The entries are to be given again in full. Every word must match.

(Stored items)
▬▬▬▬▬▬▬▬▬▬
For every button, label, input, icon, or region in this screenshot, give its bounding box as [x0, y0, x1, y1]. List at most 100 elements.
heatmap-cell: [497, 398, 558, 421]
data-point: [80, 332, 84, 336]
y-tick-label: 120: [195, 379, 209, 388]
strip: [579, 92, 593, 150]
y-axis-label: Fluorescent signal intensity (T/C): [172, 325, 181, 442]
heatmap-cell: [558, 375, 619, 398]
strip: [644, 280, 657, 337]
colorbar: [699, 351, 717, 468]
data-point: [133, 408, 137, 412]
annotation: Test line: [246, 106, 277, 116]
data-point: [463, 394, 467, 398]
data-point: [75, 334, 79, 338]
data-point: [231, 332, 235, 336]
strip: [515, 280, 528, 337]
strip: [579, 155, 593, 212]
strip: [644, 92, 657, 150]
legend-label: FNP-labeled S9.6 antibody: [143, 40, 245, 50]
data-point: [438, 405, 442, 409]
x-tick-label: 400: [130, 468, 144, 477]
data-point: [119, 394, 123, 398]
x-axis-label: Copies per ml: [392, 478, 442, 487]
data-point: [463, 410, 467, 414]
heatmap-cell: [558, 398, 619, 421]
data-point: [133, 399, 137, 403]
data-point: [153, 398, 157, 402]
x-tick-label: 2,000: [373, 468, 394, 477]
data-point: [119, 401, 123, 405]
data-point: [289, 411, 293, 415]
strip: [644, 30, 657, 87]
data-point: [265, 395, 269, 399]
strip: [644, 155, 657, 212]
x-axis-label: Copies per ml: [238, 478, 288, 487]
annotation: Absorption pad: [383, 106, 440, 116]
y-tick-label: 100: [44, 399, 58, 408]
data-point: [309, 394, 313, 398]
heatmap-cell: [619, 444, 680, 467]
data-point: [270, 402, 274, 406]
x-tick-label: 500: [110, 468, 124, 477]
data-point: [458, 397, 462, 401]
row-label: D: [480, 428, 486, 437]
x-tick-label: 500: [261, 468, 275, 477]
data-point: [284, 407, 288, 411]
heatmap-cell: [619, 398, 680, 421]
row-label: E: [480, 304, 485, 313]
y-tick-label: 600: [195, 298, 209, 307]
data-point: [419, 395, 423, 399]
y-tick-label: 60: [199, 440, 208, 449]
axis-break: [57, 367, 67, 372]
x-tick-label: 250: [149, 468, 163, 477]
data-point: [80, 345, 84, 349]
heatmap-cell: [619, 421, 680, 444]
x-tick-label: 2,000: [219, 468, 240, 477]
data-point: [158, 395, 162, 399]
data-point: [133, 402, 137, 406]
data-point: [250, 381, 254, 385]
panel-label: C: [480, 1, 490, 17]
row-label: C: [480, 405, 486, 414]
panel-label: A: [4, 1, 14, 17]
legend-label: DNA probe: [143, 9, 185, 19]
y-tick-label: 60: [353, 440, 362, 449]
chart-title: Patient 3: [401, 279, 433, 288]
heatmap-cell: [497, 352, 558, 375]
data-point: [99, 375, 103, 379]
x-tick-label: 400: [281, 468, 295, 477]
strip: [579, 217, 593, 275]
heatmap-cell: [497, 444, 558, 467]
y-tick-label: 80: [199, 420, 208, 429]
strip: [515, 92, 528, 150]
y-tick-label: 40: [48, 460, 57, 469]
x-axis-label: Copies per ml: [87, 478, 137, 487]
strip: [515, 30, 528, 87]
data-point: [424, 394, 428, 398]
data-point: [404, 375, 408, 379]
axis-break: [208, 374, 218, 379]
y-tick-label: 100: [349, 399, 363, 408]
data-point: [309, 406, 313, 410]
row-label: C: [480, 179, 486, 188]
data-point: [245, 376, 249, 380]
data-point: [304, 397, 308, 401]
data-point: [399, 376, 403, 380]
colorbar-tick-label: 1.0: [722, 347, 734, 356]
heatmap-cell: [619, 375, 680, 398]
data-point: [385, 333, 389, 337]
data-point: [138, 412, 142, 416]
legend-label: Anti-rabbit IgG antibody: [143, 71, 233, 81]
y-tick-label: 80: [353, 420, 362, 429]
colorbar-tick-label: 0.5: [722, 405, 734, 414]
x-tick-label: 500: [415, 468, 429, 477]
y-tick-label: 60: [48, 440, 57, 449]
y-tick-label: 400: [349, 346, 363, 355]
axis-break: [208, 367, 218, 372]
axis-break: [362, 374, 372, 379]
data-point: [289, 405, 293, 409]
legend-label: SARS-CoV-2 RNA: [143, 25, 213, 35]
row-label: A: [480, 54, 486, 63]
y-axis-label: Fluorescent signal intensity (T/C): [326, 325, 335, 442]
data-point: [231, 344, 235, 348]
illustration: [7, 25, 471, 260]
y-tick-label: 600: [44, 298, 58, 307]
▬▬▬▬▬▬▬▬▬▬
SOLVED PROBLEM:
For every button, label, input, icon, or region in this screenshot, give its bounding box as [x0, y0, x1, y1]. List at most 100 elements.
heatmap-cell: [497, 398, 558, 421]
data-point: [80, 332, 84, 336]
y-tick-label: 120: [195, 379, 209, 388]
strip: [579, 92, 593, 150]
y-axis-label: Fluorescent signal intensity (T/C): [172, 325, 181, 442]
heatmap-cell: [558, 375, 619, 398]
strip: [644, 280, 657, 337]
colorbar: [699, 351, 717, 468]
data-point: [133, 408, 137, 412]
annotation: Test line: [246, 106, 277, 116]
data-point: [463, 394, 467, 398]
data-point: [75, 334, 79, 338]
data-point: [231, 332, 235, 336]
strip: [515, 280, 528, 337]
strip: [579, 155, 593, 212]
strip: [644, 92, 657, 150]
legend-label: FNP-labeled S9.6 antibody: [143, 40, 245, 50]
data-point: [438, 405, 442, 409]
x-tick-label: 400: [130, 468, 144, 477]
data-point: [119, 394, 123, 398]
x-axis-label: Copies per ml: [392, 478, 442, 487]
data-point: [463, 410, 467, 414]
heatmap-cell: [558, 398, 619, 421]
data-point: [133, 399, 137, 403]
data-point: [153, 398, 157, 402]
x-tick-label: 2,000: [373, 468, 394, 477]
data-point: [119, 401, 123, 405]
data-point: [289, 411, 293, 415]
strip: [644, 30, 657, 87]
data-point: [265, 395, 269, 399]
strip: [644, 155, 657, 212]
x-axis-label: Copies per ml: [238, 478, 288, 487]
annotation: Absorption pad: [383, 106, 440, 116]
y-tick-label: 100: [44, 399, 58, 408]
data-point: [309, 394, 313, 398]
heatmap-cell: [619, 444, 680, 467]
data-point: [270, 402, 274, 406]
x-tick-label: 500: [110, 468, 124, 477]
data-point: [458, 397, 462, 401]
row-label: D: [480, 428, 486, 437]
x-tick-label: 500: [261, 468, 275, 477]
data-point: [284, 407, 288, 411]
heatmap-cell: [619, 398, 680, 421]
row-label: E: [480, 304, 485, 313]
y-tick-label: 600: [195, 298, 209, 307]
data-point: [419, 395, 423, 399]
y-tick-label: 60: [199, 440, 208, 449]
axis-break: [57, 367, 67, 372]
x-tick-label: 250: [149, 468, 163, 477]
data-point: [80, 345, 84, 349]
heatmap-cell: [619, 421, 680, 444]
x-tick-label: 2,000: [219, 468, 240, 477]
data-point: [158, 395, 162, 399]
data-point: [133, 402, 137, 406]
data-point: [250, 381, 254, 385]
panel-label: C: [480, 1, 490, 17]
row-label: C: [480, 405, 486, 414]
panel-label: A: [4, 1, 14, 17]
legend-label: DNA probe: [143, 9, 185, 19]
y-tick-label: 60: [353, 440, 362, 449]
chart-title: Patient 3: [401, 279, 433, 288]
heatmap-cell: [497, 352, 558, 375]
data-point: [99, 375, 103, 379]
x-tick-label: 400: [281, 468, 295, 477]
strip: [579, 217, 593, 275]
heatmap-cell: [497, 444, 558, 467]
y-tick-label: 80: [199, 420, 208, 429]
strip: [515, 92, 528, 150]
y-tick-label: 40: [48, 460, 57, 469]
x-axis-label: Copies per ml: [87, 478, 137, 487]
strip: [515, 30, 528, 87]
data-point: [424, 394, 428, 398]
data-point: [404, 375, 408, 379]
axis-break: [208, 374, 218, 379]
y-tick-label: 100: [349, 399, 363, 408]
data-point: [309, 406, 313, 410]
row-label: C: [480, 179, 486, 188]
data-point: [245, 376, 249, 380]
data-point: [304, 397, 308, 401]
data-point: [399, 376, 403, 380]
colorbar-tick-label: 1.0: [722, 347, 734, 356]
heatmap-cell: [619, 375, 680, 398]
data-point: [385, 333, 389, 337]
data-point: [138, 412, 142, 416]
legend-label: Anti-rabbit IgG antibody: [143, 71, 233, 81]
y-tick-label: 80: [353, 420, 362, 429]
colorbar-tick-label: 0.5: [722, 405, 734, 414]
x-tick-label: 500: [415, 468, 429, 477]
y-tick-label: 60: [48, 440, 57, 449]
y-tick-label: 400: [349, 346, 363, 355]
axis-break: [208, 367, 218, 372]
axis-break: [362, 374, 372, 379]
data-point: [289, 405, 293, 409]
legend-label: SARS-CoV-2 RNA: [143, 25, 213, 35]
row-label: A: [480, 54, 486, 63]
y-axis-label: Fluorescent signal intensity (T/C): [326, 325, 335, 442]
data-point: [231, 344, 235, 348]
illustration: [7, 25, 471, 260]
y-tick-label: 600: [44, 298, 58, 307]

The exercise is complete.